— Start Working data —

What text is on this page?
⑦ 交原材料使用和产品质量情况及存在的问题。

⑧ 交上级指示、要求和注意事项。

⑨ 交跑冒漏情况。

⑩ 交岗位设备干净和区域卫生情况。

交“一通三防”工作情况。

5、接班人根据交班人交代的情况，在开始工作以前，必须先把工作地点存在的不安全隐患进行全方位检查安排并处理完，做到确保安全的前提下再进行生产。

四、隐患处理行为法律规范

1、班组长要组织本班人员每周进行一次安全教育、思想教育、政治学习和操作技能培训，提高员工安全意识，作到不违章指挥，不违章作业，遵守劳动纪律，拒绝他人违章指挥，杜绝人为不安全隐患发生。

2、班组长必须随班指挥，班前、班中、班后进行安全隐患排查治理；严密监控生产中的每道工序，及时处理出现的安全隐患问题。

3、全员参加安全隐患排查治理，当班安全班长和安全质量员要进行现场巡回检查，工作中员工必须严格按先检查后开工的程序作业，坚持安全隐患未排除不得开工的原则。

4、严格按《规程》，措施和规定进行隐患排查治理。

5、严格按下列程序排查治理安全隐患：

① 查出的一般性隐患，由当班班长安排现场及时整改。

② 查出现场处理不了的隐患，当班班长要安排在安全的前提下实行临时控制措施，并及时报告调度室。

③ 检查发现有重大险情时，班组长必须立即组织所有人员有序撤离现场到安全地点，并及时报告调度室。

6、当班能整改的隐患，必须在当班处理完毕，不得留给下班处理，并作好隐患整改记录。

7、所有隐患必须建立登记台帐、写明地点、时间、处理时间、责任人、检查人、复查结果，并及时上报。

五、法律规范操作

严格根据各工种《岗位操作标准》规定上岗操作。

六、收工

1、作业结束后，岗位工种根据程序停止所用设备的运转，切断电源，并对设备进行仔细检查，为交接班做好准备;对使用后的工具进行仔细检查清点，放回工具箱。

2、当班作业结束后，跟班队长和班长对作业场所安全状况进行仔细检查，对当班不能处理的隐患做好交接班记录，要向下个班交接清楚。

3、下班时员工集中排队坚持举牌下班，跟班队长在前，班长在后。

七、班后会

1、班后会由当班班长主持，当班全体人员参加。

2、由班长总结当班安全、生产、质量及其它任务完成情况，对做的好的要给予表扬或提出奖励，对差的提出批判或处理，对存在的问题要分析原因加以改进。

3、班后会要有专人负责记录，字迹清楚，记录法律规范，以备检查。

— End Working data —

Work to do: Return every entry verbatim.

Output for this exercise:
What text is on this page?
⑦ 交原材料使用和产品质量情况及存在的问题。

⑧ 交上级指示、要求和注意事项。

⑨ 交跑冒漏情况。

⑩ 交岗位设备干净和区域卫生情况。

交“一通三防”工作情况。

5、接班人根据交班人交代的情况，在开始工作以前，必须先把工作地点存在的不安全隐患进行全方位检查安排并处理完，做到确保安全的前提下再进行生产。

四、隐患处理行为法律规范

1、班组长要组织本班人员每周进行一次安全教育、思想教育、政治学习和操作技能培训，提高员工安全意识，作到不违章指挥，不违章作业，遵守劳动纪律，拒绝他人违章指挥，杜绝人为不安全隐患发生。

2、班组长必须随班指挥，班前、班中、班后进行安全隐患排查治理；严密监控生产中的每道工序，及时处理出现的安全隐患问题。

3、全员参加安全隐患排查治理，当班安全班长和安全质量员要进行现场巡回检查，工作中员工必须严格按先检查后开工的程序作业，坚持安全隐患未排除不得开工的原则。

4、严格按《规程》，措施和规定进行隐患排查治理。

5、严格按下列程序排查治理安全隐患：

① 查出的一般性隐患，由当班班长安排现场及时整改。

② 查出现场处理不了的隐患，当班班长要安排在安全的前提下实行临时控制措施，并及时报告调度室。

③ 检查发现有重大险情时，班组长必须立即组织所有人员有序撤离现场到安全地点，并及时报告调度室。

6、当班能整改的隐患，必须在当班处理完毕，不得留给下班处理，并作好隐患整改记录。

7、所有隐患必须建立登记台帐、写明地点、时间、处理时间、责任人、检查人、复查结果，并及时上报。

五、法律规范操作

严格根据各工种《岗位操作标准》规定上岗操作。

六、收工

1、作业结束后，岗位工种根据程序停止所用设备的运转，切断电源，并对设备进行仔细检查，为交接班做好准备;对使用后的工具进行仔细检查清点，放回工具箱。

2、当班作业结束后，跟班队长和班长对作业场所安全状况进行仔细检查，对当班不能处理的隐患做好交接班记录，要向下个班交接清楚。

3、下班时员工集中排队坚持举牌下班，跟班队长在前，班长在后。

七、班后会

1、班后会由当班班长主持，当班全体人员参加。

2、由班长总结当班安全、生产、质量及其它任务完成情况，对做的好的要给予表扬或提出奖励，对差的提出批判或处理，对存在的问题要分析原因加以改进。

3、班后会要有专人负责记录，字迹清楚，记录法律规范，以备检查。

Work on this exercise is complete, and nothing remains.